Dataset records
## START
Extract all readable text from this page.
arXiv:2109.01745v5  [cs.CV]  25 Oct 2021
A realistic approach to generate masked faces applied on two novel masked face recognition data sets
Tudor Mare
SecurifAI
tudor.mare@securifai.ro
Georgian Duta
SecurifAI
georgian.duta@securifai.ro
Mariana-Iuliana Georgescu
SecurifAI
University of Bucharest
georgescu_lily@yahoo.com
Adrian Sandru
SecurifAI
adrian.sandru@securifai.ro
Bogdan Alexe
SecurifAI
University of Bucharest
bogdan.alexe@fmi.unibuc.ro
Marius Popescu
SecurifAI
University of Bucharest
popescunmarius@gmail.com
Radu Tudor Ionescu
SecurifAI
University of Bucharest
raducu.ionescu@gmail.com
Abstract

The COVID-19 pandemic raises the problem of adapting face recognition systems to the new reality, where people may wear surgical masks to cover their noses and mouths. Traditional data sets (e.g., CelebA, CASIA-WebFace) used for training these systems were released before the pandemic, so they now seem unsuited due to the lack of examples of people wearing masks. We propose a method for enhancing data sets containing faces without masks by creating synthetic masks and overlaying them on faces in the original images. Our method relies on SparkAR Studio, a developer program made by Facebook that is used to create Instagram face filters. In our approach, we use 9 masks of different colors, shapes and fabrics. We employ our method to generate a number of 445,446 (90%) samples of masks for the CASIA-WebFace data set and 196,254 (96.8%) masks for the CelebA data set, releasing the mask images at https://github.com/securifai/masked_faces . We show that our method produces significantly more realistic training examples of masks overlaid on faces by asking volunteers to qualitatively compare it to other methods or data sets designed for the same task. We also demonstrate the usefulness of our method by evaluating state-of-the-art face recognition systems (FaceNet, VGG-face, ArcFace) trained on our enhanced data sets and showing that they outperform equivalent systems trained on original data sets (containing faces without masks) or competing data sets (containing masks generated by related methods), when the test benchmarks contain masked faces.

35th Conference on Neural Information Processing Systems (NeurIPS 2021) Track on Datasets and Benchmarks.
## END
## START
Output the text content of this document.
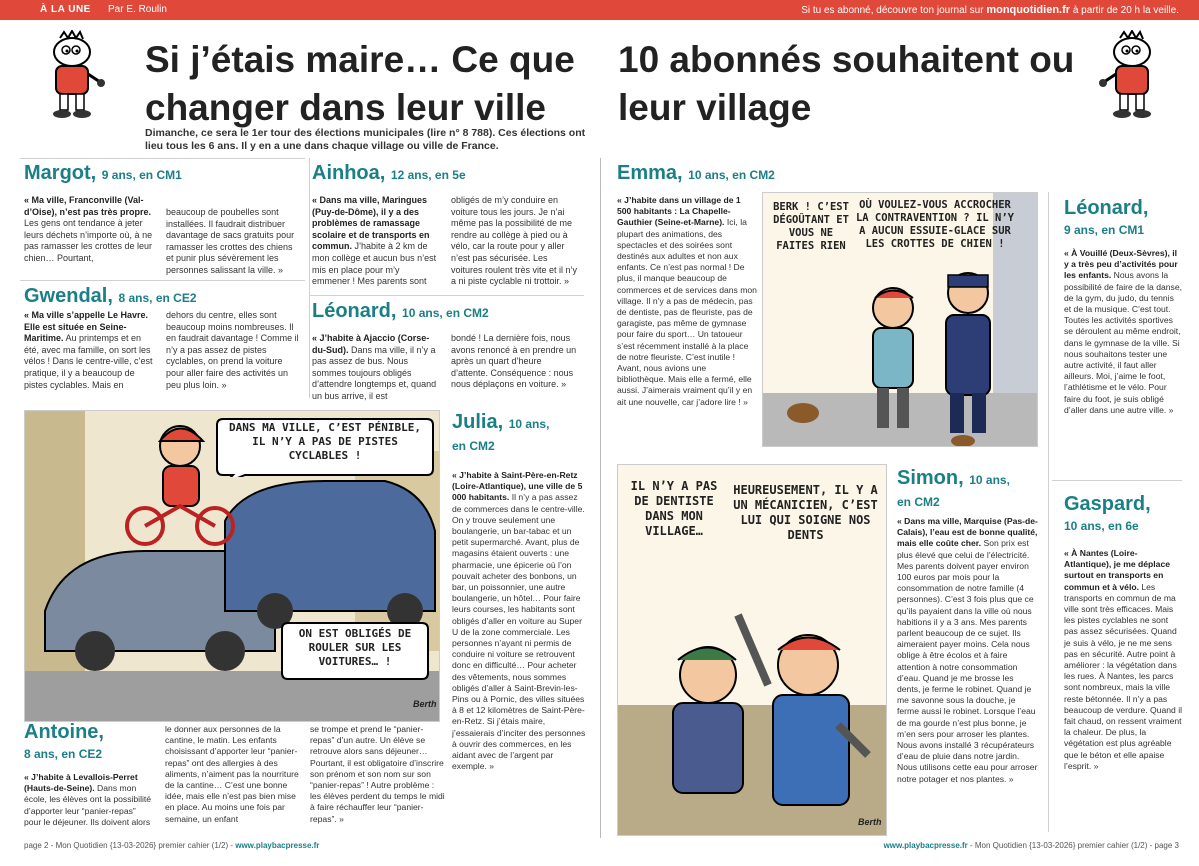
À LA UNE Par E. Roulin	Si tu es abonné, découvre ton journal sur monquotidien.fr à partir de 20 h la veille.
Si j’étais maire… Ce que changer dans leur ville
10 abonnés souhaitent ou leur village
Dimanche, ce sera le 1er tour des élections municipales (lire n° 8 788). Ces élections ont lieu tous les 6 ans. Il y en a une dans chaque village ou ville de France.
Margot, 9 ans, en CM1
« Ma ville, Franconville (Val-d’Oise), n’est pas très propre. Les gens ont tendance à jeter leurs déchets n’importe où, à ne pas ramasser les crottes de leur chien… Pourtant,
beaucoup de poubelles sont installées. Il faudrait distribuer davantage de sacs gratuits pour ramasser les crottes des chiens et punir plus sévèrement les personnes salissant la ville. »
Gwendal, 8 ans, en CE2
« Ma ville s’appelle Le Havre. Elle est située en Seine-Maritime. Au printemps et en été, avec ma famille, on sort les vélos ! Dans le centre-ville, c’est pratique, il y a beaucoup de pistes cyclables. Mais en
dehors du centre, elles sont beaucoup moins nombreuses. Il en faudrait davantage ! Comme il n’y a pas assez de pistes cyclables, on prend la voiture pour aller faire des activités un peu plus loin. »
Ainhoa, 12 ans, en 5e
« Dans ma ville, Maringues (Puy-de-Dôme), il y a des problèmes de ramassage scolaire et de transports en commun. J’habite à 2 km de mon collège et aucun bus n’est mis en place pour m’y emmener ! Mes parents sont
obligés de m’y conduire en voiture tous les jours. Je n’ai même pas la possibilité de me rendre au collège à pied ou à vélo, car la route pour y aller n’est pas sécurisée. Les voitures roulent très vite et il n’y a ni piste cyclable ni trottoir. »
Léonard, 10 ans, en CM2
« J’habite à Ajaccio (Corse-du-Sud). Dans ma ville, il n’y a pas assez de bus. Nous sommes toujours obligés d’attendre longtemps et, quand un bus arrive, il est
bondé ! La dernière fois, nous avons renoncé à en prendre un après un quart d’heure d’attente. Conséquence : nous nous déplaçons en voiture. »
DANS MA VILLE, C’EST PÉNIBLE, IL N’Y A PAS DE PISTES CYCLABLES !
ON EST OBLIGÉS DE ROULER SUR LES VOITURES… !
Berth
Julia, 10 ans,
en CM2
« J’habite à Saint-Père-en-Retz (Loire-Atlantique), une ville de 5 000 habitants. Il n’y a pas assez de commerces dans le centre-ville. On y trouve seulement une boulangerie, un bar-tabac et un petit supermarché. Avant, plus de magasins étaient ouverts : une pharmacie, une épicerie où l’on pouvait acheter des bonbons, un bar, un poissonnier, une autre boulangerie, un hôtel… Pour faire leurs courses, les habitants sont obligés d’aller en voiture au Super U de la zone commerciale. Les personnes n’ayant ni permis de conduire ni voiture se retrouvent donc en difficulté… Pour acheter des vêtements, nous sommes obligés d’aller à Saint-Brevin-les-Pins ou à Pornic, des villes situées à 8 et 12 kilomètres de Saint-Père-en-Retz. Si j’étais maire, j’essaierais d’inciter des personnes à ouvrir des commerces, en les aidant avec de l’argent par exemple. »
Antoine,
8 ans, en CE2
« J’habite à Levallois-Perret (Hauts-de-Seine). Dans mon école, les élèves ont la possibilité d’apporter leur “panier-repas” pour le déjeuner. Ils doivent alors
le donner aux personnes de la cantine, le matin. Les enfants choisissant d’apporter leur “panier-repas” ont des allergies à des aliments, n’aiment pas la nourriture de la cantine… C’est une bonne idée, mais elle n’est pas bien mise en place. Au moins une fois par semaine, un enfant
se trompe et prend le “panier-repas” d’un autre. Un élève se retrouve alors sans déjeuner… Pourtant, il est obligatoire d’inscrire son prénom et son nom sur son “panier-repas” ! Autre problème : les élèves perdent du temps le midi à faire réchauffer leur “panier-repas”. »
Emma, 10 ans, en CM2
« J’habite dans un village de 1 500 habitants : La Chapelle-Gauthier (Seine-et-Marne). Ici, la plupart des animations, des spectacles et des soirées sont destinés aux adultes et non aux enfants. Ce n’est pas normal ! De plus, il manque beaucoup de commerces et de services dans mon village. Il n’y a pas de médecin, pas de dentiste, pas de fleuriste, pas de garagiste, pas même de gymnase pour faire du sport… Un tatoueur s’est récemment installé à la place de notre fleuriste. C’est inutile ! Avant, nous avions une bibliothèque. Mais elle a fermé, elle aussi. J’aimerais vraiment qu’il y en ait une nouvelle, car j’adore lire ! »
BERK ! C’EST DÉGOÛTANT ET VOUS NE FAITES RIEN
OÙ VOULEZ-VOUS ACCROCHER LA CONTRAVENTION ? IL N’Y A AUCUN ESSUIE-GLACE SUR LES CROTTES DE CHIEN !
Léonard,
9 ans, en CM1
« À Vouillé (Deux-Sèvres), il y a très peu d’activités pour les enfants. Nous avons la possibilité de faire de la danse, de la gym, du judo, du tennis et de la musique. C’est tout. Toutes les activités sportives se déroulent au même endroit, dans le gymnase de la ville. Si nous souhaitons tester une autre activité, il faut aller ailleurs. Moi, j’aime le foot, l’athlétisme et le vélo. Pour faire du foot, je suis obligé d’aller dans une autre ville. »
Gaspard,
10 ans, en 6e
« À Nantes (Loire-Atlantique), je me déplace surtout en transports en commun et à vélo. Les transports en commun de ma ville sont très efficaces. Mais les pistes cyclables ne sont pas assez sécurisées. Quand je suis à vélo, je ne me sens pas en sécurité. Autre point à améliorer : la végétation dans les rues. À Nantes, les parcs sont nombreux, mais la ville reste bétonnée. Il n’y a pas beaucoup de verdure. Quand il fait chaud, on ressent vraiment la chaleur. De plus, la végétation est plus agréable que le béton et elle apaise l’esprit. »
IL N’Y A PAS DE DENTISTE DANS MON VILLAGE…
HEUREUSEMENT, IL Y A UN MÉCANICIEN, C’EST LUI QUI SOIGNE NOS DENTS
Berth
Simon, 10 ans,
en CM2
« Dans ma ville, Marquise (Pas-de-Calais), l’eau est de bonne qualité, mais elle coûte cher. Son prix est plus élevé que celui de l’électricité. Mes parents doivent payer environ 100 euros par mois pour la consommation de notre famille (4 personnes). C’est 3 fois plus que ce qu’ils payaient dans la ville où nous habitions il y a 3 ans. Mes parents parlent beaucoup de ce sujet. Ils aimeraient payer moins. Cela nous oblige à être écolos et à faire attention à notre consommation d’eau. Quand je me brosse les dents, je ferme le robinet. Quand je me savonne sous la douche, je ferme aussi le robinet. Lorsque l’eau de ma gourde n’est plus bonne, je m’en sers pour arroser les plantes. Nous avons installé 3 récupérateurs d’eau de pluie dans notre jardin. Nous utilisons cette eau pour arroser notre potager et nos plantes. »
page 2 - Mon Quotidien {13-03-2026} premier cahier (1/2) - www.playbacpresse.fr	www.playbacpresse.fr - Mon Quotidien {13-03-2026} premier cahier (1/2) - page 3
## END
### Exercise brief:
Pull every line holding "maire" out of the records.

### Worked answer:
Si j’étais maire… Ce que changer dans leur ville
« J’habite à Saint-Père-en-Retz (Loire-Atlantique), une ville de 5 000 habitants. Il n’y a pas assez de commerces dans le centre-ville. On y trouve seulement une boulangerie, un bar-tabac et un petit supermarché. Avant, plus de magasins étaient ouverts : une pharmacie, une épicerie où l’on pouvait acheter des bonbons, un bar, un poissonnier, une autre boulangerie, un hôtel… Pour faire leurs courses, les habitants sont obligés d’aller en voiture au Super U de la zone commerciale. Les personnes n’ayant ni permis de conduire ni voiture se retrouvent donc en difficulté… Pour acheter des vêtements, nous sommes obligés d’aller à Saint-Brevin-les-Pins ou à Pornic, des villes situées à 8 et 12 kilomètres de Saint-Père-en-Retz. Si j’étais maire, j’essaierais d’inciter des personnes à ouvrir des commerces, en les aidant avec de l’argent par exemple. »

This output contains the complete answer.